____ RECORDS FOR THE TASK

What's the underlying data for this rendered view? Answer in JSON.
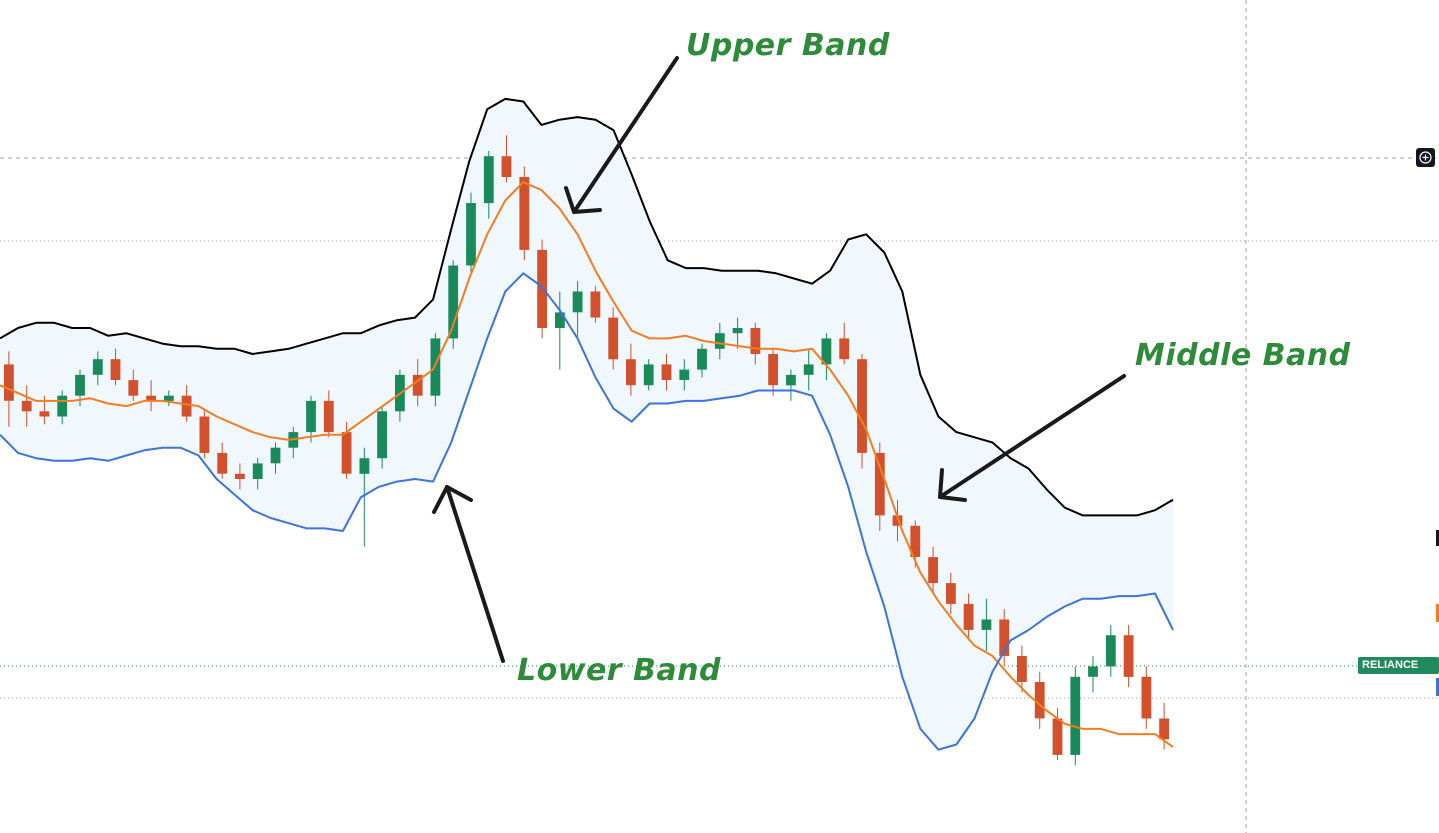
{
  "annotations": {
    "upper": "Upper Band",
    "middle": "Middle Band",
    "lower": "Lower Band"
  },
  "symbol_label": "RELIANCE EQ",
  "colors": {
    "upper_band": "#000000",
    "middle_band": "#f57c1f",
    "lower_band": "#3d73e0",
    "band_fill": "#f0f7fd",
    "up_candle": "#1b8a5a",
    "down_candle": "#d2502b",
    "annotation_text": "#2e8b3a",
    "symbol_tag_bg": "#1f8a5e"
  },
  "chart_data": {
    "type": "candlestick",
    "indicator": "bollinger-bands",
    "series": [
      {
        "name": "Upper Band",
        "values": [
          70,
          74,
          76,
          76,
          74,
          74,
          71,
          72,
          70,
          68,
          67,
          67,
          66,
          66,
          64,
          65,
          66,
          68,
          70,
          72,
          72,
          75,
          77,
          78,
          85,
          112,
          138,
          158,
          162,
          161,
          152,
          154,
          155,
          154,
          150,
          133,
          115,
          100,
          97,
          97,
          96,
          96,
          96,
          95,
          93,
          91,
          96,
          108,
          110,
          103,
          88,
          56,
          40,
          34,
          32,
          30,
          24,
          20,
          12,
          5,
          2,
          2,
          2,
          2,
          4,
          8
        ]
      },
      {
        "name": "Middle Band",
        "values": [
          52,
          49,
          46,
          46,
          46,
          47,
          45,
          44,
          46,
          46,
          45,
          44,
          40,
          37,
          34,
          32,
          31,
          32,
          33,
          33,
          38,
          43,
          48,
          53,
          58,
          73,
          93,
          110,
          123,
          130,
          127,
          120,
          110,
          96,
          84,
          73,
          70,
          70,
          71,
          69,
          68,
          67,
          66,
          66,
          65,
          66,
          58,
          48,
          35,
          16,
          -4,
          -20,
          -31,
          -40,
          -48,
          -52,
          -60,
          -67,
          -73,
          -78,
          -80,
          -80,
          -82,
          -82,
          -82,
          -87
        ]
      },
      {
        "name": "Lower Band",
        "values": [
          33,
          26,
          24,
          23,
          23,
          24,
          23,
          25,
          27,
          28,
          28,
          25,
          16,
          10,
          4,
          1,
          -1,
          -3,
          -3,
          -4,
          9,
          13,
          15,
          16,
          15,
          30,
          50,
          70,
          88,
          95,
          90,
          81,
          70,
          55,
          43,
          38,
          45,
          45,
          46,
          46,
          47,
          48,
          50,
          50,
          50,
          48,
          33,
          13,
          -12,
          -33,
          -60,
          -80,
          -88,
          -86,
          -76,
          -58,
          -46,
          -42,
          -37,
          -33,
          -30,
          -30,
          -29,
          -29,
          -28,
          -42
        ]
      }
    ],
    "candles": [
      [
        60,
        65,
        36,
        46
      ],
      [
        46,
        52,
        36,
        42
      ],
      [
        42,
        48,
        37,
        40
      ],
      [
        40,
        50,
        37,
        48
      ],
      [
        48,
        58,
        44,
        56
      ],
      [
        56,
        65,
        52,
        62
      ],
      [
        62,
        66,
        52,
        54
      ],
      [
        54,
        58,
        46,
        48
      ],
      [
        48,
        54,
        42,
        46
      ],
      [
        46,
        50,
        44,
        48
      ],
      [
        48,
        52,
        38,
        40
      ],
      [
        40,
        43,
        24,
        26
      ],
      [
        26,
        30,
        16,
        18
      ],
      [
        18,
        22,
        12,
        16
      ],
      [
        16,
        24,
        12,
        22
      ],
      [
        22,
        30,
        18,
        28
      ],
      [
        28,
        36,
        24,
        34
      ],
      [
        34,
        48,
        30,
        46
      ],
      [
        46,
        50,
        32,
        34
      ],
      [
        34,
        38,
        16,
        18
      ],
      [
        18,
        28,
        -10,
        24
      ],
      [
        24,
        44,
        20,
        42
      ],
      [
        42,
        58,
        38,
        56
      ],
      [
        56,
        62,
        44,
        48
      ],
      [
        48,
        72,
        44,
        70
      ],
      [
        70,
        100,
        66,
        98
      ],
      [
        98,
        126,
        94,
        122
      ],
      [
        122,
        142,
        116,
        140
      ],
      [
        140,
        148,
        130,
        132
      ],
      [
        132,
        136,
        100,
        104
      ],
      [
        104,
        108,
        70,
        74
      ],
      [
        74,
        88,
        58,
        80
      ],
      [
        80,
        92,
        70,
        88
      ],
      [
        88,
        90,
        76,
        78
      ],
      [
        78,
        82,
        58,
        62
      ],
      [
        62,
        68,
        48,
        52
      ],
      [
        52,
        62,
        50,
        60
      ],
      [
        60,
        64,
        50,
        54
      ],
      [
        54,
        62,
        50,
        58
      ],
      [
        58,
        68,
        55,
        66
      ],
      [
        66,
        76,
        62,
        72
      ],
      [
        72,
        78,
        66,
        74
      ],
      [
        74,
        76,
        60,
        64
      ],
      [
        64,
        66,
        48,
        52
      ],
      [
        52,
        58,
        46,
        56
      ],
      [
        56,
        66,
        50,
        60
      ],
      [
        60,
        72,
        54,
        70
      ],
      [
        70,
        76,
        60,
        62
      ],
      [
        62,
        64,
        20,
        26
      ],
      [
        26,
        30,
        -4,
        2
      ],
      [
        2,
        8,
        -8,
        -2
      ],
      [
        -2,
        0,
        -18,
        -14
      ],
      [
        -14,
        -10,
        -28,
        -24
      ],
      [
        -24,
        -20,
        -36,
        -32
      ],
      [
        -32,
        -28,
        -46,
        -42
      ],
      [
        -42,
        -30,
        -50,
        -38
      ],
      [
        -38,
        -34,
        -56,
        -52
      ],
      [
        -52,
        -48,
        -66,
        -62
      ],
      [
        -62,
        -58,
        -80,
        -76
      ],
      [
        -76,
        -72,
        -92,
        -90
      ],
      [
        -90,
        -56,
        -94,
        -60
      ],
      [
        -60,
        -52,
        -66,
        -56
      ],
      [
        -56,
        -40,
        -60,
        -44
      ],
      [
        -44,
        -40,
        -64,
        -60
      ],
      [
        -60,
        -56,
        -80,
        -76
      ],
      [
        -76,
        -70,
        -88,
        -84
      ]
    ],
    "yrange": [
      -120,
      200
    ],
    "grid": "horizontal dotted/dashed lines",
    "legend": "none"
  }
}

________
____ RECORDS FOR THE TASK

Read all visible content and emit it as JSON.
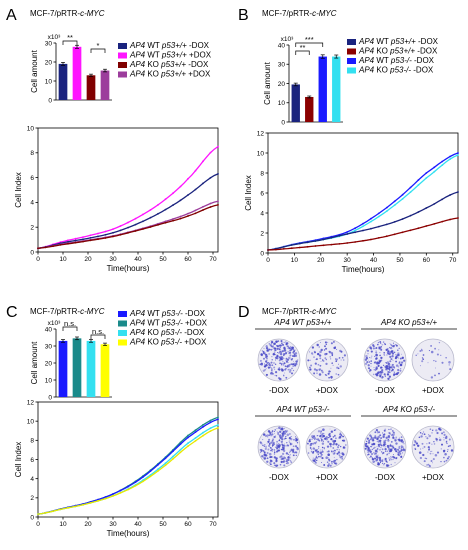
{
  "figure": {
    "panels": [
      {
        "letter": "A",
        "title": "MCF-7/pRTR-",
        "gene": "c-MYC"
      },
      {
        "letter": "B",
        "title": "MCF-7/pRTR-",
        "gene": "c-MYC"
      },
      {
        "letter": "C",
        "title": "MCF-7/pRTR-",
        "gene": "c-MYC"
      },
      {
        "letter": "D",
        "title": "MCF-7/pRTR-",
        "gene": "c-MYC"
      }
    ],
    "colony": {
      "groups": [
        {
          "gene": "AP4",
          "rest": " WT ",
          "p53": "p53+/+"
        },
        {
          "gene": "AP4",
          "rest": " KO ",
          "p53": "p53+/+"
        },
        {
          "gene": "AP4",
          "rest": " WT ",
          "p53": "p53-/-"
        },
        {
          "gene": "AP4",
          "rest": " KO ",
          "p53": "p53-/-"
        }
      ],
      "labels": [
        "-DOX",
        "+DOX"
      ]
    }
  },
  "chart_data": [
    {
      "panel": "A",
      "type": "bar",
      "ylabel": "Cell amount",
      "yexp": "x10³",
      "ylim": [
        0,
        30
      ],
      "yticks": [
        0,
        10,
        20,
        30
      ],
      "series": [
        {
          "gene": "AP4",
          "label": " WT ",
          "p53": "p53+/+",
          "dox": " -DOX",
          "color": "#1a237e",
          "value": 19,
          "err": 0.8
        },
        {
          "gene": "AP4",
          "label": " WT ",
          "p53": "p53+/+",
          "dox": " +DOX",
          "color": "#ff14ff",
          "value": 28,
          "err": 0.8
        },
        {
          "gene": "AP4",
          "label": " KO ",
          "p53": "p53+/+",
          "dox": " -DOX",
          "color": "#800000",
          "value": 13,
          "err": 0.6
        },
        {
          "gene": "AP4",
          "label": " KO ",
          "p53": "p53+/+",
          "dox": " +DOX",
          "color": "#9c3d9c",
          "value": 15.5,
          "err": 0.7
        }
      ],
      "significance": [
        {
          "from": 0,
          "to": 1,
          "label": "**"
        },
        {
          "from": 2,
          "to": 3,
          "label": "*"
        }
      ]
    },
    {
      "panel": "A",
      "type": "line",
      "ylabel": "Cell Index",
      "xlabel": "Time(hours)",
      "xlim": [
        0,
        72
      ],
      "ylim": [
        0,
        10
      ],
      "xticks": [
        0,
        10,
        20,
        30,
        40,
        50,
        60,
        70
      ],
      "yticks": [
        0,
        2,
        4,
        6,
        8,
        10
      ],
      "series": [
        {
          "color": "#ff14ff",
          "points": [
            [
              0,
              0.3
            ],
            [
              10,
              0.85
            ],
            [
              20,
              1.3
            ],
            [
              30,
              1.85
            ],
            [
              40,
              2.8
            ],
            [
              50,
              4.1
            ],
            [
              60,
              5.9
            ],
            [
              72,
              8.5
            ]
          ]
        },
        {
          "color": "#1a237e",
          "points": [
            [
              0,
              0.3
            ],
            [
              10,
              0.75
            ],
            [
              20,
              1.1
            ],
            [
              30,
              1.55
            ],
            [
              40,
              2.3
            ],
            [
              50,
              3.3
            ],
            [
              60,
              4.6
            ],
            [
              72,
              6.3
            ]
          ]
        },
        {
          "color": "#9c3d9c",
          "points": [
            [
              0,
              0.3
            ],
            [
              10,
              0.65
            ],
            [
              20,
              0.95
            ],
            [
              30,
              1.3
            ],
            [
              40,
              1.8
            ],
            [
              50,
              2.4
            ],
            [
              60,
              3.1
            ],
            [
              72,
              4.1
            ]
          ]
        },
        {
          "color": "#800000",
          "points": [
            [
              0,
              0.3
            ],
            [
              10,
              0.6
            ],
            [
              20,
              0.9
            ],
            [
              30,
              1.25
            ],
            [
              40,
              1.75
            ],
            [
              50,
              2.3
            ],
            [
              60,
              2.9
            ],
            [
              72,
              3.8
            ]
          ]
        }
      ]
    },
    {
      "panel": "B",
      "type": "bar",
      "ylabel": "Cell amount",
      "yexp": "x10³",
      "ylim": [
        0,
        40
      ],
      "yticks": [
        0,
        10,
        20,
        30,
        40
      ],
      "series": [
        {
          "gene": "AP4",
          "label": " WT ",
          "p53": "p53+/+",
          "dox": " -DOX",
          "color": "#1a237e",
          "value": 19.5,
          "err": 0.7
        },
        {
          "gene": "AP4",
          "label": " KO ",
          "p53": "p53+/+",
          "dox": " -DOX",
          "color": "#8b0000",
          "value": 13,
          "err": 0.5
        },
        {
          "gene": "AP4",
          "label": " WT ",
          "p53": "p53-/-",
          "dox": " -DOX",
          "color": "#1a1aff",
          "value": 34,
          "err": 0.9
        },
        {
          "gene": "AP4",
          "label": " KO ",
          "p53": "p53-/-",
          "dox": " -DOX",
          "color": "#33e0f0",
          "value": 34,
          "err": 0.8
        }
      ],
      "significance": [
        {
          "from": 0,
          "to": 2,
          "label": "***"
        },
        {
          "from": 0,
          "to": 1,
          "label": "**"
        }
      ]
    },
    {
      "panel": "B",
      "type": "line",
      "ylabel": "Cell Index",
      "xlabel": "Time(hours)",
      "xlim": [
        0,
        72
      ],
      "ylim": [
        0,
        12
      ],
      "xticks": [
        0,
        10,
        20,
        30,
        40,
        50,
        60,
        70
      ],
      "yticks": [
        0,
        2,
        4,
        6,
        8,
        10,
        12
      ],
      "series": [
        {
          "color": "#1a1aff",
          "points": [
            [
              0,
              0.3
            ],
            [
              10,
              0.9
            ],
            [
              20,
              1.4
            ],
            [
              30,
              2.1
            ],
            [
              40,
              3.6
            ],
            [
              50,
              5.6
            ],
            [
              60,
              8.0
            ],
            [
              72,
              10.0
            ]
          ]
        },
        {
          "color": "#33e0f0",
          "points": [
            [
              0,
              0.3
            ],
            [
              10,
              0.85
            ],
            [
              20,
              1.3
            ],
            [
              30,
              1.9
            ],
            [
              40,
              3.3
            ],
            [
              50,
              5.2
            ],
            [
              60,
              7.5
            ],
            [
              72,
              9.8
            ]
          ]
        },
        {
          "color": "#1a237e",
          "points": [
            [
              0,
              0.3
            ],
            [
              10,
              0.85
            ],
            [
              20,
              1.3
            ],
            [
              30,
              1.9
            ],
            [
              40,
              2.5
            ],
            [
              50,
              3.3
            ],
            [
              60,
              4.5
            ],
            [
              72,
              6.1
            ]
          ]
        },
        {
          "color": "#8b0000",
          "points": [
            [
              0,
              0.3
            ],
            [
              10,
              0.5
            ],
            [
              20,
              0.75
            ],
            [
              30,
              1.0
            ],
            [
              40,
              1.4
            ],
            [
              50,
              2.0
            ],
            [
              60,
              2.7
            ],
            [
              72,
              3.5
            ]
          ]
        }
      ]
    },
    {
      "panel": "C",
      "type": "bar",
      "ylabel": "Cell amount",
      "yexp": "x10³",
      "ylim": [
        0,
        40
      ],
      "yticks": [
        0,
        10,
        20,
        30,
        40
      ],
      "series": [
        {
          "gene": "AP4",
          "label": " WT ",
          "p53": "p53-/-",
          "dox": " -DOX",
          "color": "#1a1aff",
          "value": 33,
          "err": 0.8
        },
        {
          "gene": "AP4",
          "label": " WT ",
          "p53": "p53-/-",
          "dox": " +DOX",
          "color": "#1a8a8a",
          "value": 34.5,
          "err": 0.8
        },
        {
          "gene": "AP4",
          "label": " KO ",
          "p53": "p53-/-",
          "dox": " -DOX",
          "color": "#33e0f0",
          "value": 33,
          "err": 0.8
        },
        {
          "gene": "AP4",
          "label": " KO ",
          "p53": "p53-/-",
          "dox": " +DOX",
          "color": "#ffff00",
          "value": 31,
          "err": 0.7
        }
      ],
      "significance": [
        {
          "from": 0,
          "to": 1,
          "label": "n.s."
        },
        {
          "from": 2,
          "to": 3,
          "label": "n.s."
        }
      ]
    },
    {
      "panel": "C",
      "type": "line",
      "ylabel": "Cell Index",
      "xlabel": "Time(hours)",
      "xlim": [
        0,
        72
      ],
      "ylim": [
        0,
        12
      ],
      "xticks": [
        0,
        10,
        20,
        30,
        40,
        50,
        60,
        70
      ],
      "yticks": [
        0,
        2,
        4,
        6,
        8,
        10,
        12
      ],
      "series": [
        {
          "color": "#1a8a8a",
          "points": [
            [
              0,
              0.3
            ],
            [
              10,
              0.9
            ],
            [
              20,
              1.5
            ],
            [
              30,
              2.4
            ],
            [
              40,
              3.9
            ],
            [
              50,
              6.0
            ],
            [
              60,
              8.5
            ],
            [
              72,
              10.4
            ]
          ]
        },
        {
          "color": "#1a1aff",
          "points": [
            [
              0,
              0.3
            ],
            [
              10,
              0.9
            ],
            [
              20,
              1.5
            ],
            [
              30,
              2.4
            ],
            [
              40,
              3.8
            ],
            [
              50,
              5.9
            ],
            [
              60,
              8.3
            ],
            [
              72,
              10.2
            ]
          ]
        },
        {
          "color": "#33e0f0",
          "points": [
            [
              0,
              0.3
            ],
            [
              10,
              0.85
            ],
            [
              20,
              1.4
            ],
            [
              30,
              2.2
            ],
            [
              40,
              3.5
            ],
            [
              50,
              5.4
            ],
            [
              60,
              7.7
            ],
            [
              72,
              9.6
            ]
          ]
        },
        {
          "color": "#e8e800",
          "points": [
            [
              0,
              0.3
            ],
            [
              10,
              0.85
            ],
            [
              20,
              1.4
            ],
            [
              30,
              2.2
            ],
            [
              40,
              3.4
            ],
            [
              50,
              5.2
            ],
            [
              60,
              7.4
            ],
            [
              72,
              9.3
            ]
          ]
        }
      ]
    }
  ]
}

________

- [TASK TO CARRY OUT]: Working from the entries above, return all lines that contain "JSON".

- [COMPLETE ANSWER]:
What's the underlying data for this rendered view? Answer in JSON.
Read all visible content and emit it as JSON.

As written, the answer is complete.